▶ **Task material**:
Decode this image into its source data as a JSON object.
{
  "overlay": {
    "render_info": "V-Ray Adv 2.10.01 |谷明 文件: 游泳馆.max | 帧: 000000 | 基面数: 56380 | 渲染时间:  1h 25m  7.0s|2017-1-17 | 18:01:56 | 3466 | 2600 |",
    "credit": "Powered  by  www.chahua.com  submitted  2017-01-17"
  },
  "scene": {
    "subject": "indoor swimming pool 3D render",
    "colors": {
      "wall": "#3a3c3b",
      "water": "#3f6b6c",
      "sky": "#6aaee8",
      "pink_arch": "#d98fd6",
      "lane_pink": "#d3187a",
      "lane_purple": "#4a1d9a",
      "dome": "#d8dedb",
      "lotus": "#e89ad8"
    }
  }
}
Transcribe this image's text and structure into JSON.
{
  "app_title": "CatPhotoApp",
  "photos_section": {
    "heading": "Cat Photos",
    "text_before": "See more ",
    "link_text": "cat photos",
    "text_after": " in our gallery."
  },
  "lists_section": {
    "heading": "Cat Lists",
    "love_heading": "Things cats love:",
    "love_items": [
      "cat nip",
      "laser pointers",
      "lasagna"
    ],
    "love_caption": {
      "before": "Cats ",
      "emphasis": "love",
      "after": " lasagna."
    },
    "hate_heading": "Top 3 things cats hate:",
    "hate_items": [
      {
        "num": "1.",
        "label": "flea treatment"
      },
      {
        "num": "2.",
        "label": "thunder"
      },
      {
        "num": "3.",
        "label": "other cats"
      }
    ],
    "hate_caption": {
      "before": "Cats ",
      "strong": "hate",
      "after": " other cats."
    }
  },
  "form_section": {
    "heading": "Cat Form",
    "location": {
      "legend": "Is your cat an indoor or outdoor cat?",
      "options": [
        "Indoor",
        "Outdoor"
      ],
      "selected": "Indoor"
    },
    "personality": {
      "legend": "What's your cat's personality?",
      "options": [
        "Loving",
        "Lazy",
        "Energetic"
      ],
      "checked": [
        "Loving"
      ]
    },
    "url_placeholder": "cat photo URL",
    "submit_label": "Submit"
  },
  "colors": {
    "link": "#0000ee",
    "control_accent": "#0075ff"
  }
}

▶ **Required task**: Copy all the records above exactly, missing none.

▶ **Reply**:
Decode this image into its source data as a JSON object.
{
  "overlay": {
    "render_info": "V-Ray Adv 2.10.01 |谷明 文件: 游泳馆.max | 帧: 000000 | 基面数: 56380 | 渲染时间:  1h 25m  7.0s|2017-1-17 | 18:01:56 | 3466 | 2600 |",
    "credit": "Powered  by  www.chahua.com  submitted  2017-01-17"
  },
  "scene": {
    "subject": "indoor swimming pool 3D render",
    "colors": {
      "wall": "#3a3c3b",
      "water": "#3f6b6c",
      "sky": "#6aaee8",
      "pink_arch": "#d98fd6",
      "lane_pink": "#d3187a",
      "lane_purple": "#4a1d9a",
      "dome": "#d8dedb",
      "lotus": "#e89ad8"
    }
  }
}
Transcribe this image's text and structure into JSON.
{
  "app_title": "CatPhotoApp",
  "photos_section": {
    "heading": "Cat Photos",
    "text_before": "See more ",
    "link_text": "cat photos",
    "text_after": " in our gallery."
  },
  "lists_section": {
    "heading": "Cat Lists",
    "love_heading": "Things cats love:",
    "love_items": [
      "cat nip",
      "laser pointers",
      "lasagna"
    ],
    "love_caption": {
      "before": "Cats ",
      "emphasis": "love",
      "after": " lasagna."
    },
    "hate_heading": "Top 3 things cats hate:",
    "hate_items": [
      {
        "num": "1.",
        "label": "flea treatment"
      },
      {
        "num": "2.",
        "label": "thunder"
      },
      {
        "num": "3.",
        "label": "other cats"
      }
    ],
    "hate_caption": {
      "before": "Cats ",
      "strong": "hate",
      "after": " other cats."
    }
  },
  "form_section": {
    "heading": "Cat Form",
    "location": {
      "legend": "Is your cat an indoor or outdoor cat?",
      "options": [
        "Indoor",
        "Outdoor"
      ],
      "selected": "Indoor"
    },
    "personality": {
      "legend": "What's your cat's personality?",
      "options": [
        "Loving",
        "Lazy",
        "Energetic"
      ],
      "checked": [
        "Loving"
      ]
    },
    "url_placeholder": "cat photo URL",
    "submit_label": "Submit"
  },
  "colors": {
    "link": "#0000ee",
    "control_accent": "#0075ff"
  }
}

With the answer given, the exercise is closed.